◆ Description of the task
Quote every line of the listing below verbatim, leaving out the picture lines.

BEGIN Record extracts

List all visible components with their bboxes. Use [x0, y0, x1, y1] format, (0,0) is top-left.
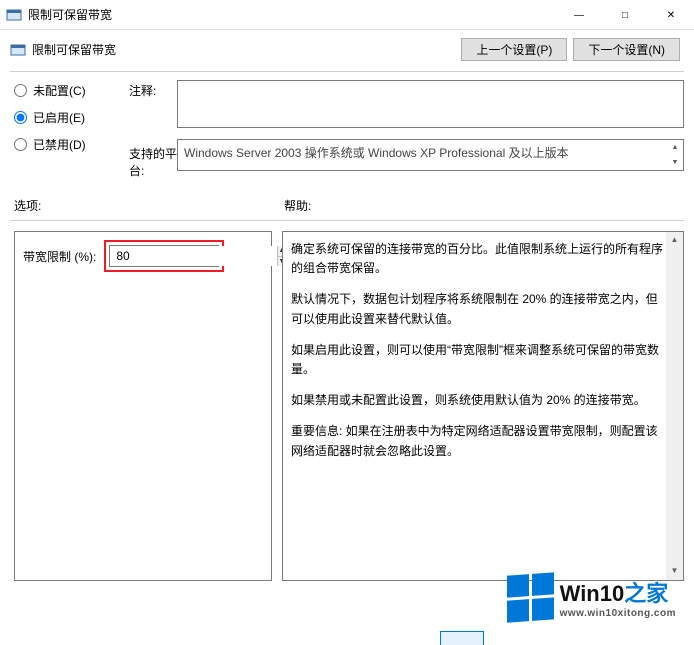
next-setting-label: 下一个设置(N) [588, 41, 665, 58]
platform-value: Windows Server 2003 操作系统或 Windows XP Pro… [184, 146, 569, 160]
options-panel: 带宽限制 (%): ▲ ▼ [14, 231, 272, 581]
section-labels: 选项: 帮助: [0, 179, 694, 218]
help-paragraph: 如果禁用或未配置此设置，则系统使用默认值为 20% 的连接带宽。 [291, 391, 663, 410]
previous-setting-label: 上一个设置(P) [476, 41, 552, 58]
watermark: Win10之家 www.win10xitong.com [507, 574, 676, 621]
state-radio-group: 未配置(C) 已启用(E) 已禁用(D) [14, 80, 129, 153]
radio-not-configured[interactable]: 未配置(C) [14, 82, 129, 99]
comment-textarea[interactable] [177, 80, 684, 128]
scroll-track[interactable] [666, 249, 683, 563]
partial-button[interactable] [440, 631, 484, 645]
radio-disabled[interactable]: 已禁用(D) [14, 136, 129, 153]
bandwidth-limit-input[interactable] [110, 246, 277, 266]
policy-title: 限制可保留带宽 [32, 41, 461, 58]
help-panel: 确定系统可保留的连接带宽的百分比。此值限制系统上运行的所有程序的组合带宽保留。 … [282, 231, 684, 581]
help-paragraph: 默认情况下，数据包计划程序将系统限制在 20% 的连接带宽之内，但可以使用此设置… [291, 290, 663, 328]
scroll-down-icon[interactable]: ▼ [666, 563, 683, 580]
watermark-brand-suffix: 之家 [624, 581, 668, 606]
bandwidth-limit-highlight: ▲ ▼ [104, 240, 224, 272]
scroll-down-icon[interactable]: ▼ [667, 155, 683, 170]
comment-field-wrap [177, 80, 684, 131]
radio-disabled-label: 已禁用(D) [33, 136, 86, 153]
previous-setting-button[interactable]: 上一个设置(P) [461, 38, 567, 61]
help-scrollbar[interactable]: ▲ ▼ [666, 232, 683, 580]
maximize-button[interactable]: □ [602, 0, 648, 30]
radio-disabled-input[interactable] [14, 138, 27, 151]
radio-enabled-input[interactable] [14, 111, 27, 124]
options-section-label: 选项: [14, 197, 284, 214]
radio-not-configured-label: 未配置(C) [33, 82, 86, 99]
watermark-brand-prefix: Win10 [560, 581, 625, 606]
config-area: 未配置(C) 已启用(E) 已禁用(D) 注释: 支持的平台: Windows … [0, 72, 694, 179]
bandwidth-limit-row: 带宽限制 (%): ▲ ▼ [23, 240, 263, 272]
radio-enabled-label: 已启用(E) [33, 109, 85, 126]
minimize-button[interactable]: — [556, 0, 602, 30]
platform-label: 支持的平台: [129, 139, 177, 179]
lower-panels: 带宽限制 (%): ▲ ▼ 确定系统可保留的连接带宽的百分比。此值限制系统上运行… [0, 221, 694, 581]
help-paragraph: 重要信息: 如果在注册表中为特定网络适配器设置带宽限制，则配置该网络适配器时就会… [291, 422, 663, 460]
window-title: 限制可保留带宽 [28, 6, 556, 23]
policy-icon [10, 42, 26, 58]
platform-field-wrap: Windows Server 2003 操作系统或 Windows XP Pro… [177, 139, 684, 171]
scroll-up-icon[interactable]: ▲ [667, 140, 683, 155]
platform-field: Windows Server 2003 操作系统或 Windows XP Pro… [177, 139, 684, 171]
window-controls: — □ ✕ [556, 0, 694, 29]
scroll-up-icon[interactable]: ▲ [666, 232, 683, 249]
radio-not-configured-input[interactable] [14, 84, 27, 97]
nav-buttons: 上一个设置(P) 下一个设置(N) [461, 38, 680, 61]
app-icon [6, 7, 22, 23]
help-section-label: 帮助: [284, 197, 684, 214]
watermark-text: Win10之家 www.win10xitong.com [560, 576, 676, 619]
bandwidth-limit-label: 带宽限制 (%): [23, 248, 96, 265]
subheader: 限制可保留带宽 上一个设置(P) 下一个设置(N) [0, 30, 694, 67]
platform-scroll[interactable]: ▲ ▼ [667, 140, 683, 170]
titlebar: 限制可保留带宽 — □ ✕ [0, 0, 694, 30]
next-setting-button[interactable]: 下一个设置(N) [573, 38, 680, 61]
help-paragraph: 确定系统可保留的连接带宽的百分比。此值限制系统上运行的所有程序的组合带宽保留。 [291, 240, 663, 278]
watermark-url: www.win10xitong.com [560, 608, 676, 619]
radio-enabled[interactable]: 已启用(E) [14, 109, 129, 126]
help-paragraph: 如果启用此设置，则可以使用“带宽限制”框来调整系统可保留的带宽数量。 [291, 341, 663, 379]
close-button[interactable]: ✕ [648, 0, 694, 30]
bandwidth-limit-spinner[interactable]: ▲ ▼ [109, 245, 219, 267]
comment-label: 注释: [129, 80, 177, 99]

END Record extracts

◆ Answer to this exercise
List all visible components with their bboxes. Use [x0, y0, x1, y1] format, (0,0) is top-left.
next-setting-label: 下一个设置(N) [588, 41, 665, 58]
platform-value: Windows Server 2003 操作系统或 Windows XP Pro… [184, 146, 569, 160]
options-panel: 带宽限制 (%): ▲ ▼ [14, 231, 272, 581]
section-labels: 选项: 帮助: [0, 179, 694, 218]
help-paragraph: 如果禁用或未配置此设置，则系统使用默认值为 20% 的连接带宽。 [291, 391, 663, 410]
previous-setting-label: 上一个设置(P) [476, 41, 552, 58]
watermark: Win10之家 www.win10xitong.com [507, 574, 676, 621]
state-radio-group: 未配置(C) 已启用(E) 已禁用(D) [14, 80, 129, 153]
radio-not-configured[interactable]: 未配置(C) [14, 82, 129, 99]
comment-textarea[interactable] [177, 80, 684, 128]
scroll-track[interactable] [666, 249, 683, 563]
partial-button[interactable] [440, 631, 484, 645]
radio-disabled[interactable]: 已禁用(D) [14, 136, 129, 153]
bandwidth-limit-input[interactable] [110, 246, 277, 266]
policy-title: 限制可保留带宽 [32, 41, 461, 58]
help-panel: 确定系统可保留的连接带宽的百分比。此值限制系统上运行的所有程序的组合带宽保留。 … [282, 231, 684, 581]
help-paragraph: 默认情况下，数据包计划程序将系统限制在 20% 的连接带宽之内，但可以使用此设置… [291, 290, 663, 328]
scroll-down-icon[interactable]: ▼ [666, 563, 683, 580]
watermark-brand-suffix: 之家 [624, 581, 668, 606]
bandwidth-limit-highlight: ▲ ▼ [104, 240, 224, 272]
scroll-down-icon[interactable]: ▼ [667, 155, 683, 170]
comment-field-wrap [177, 80, 684, 131]
radio-disabled-label: 已禁用(D) [33, 136, 86, 153]
previous-setting-button[interactable]: 上一个设置(P) [461, 38, 567, 61]
help-scrollbar[interactable]: ▲ ▼ [666, 232, 683, 580]
maximize-button[interactable]: □ [602, 0, 648, 30]
radio-disabled-input[interactable] [14, 138, 27, 151]
radio-enabled-input[interactable] [14, 111, 27, 124]
options-section-label: 选项: [14, 197, 284, 214]
radio-not-configured-label: 未配置(C) [33, 82, 86, 99]
watermark-brand-prefix: Win10 [560, 581, 625, 606]
config-area: 未配置(C) 已启用(E) 已禁用(D) 注释: 支持的平台: Windows … [0, 72, 694, 179]
bandwidth-limit-row: 带宽限制 (%): ▲ ▼ [23, 240, 263, 272]
radio-enabled-label: 已启用(E) [33, 109, 85, 126]
minimize-button[interactable]: — [556, 0, 602, 30]
platform-label: 支持的平台: [129, 139, 177, 179]
lower-panels: 带宽限制 (%): ▲ ▼ 确定系统可保留的连接带宽的百分比。此值限制系统上运行… [0, 221, 694, 581]
help-paragraph: 重要信息: 如果在注册表中为特定网络适配器设置带宽限制，则配置该网络适配器时就会… [291, 422, 663, 460]
window-title: 限制可保留带宽 [28, 6, 556, 23]
policy-icon [10, 42, 26, 58]
platform-field-wrap: Windows Server 2003 操作系统或 Windows XP Pro… [177, 139, 684, 171]
scroll-up-icon[interactable]: ▲ [667, 140, 683, 155]
platform-field: Windows Server 2003 操作系统或 Windows XP Pro… [177, 139, 684, 171]
window-controls: — □ ✕ [556, 0, 694, 29]
scroll-up-icon[interactable]: ▲ [666, 232, 683, 249]
radio-not-configured-input[interactable] [14, 84, 27, 97]
nav-buttons: 上一个设置(P) 下一个设置(N) [461, 38, 680, 61]
app-icon [6, 7, 22, 23]
help-section-label: 帮助: [284, 197, 684, 214]
watermark-text: Win10之家 www.win10xitong.com [560, 576, 676, 619]
bandwidth-limit-label: 带宽限制 (%): [23, 248, 96, 265]
subheader: 限制可保留带宽 上一个设置(P) 下一个设置(N) [0, 30, 694, 67]
platform-scroll[interactable]: ▲ ▼ [667, 140, 683, 170]
titlebar: 限制可保留带宽 — □ ✕ [0, 0, 694, 30]
next-setting-button[interactable]: 下一个设置(N) [573, 38, 680, 61]
help-paragraph: 确定系统可保留的连接带宽的百分比。此值限制系统上运行的所有程序的组合带宽保留。 [291, 240, 663, 278]
watermark-url: www.win10xitong.com [560, 608, 676, 619]
radio-enabled[interactable]: 已启用(E) [14, 109, 129, 126]
help-paragraph: 如果启用此设置，则可以使用“带宽限制”框来调整系统可保留的带宽数量。 [291, 341, 663, 379]
close-button[interactable]: ✕ [648, 0, 694, 30]
bandwidth-limit-spinner[interactable]: ▲ ▼ [109, 245, 219, 267]
comment-label: 注释: [129, 80, 177, 99]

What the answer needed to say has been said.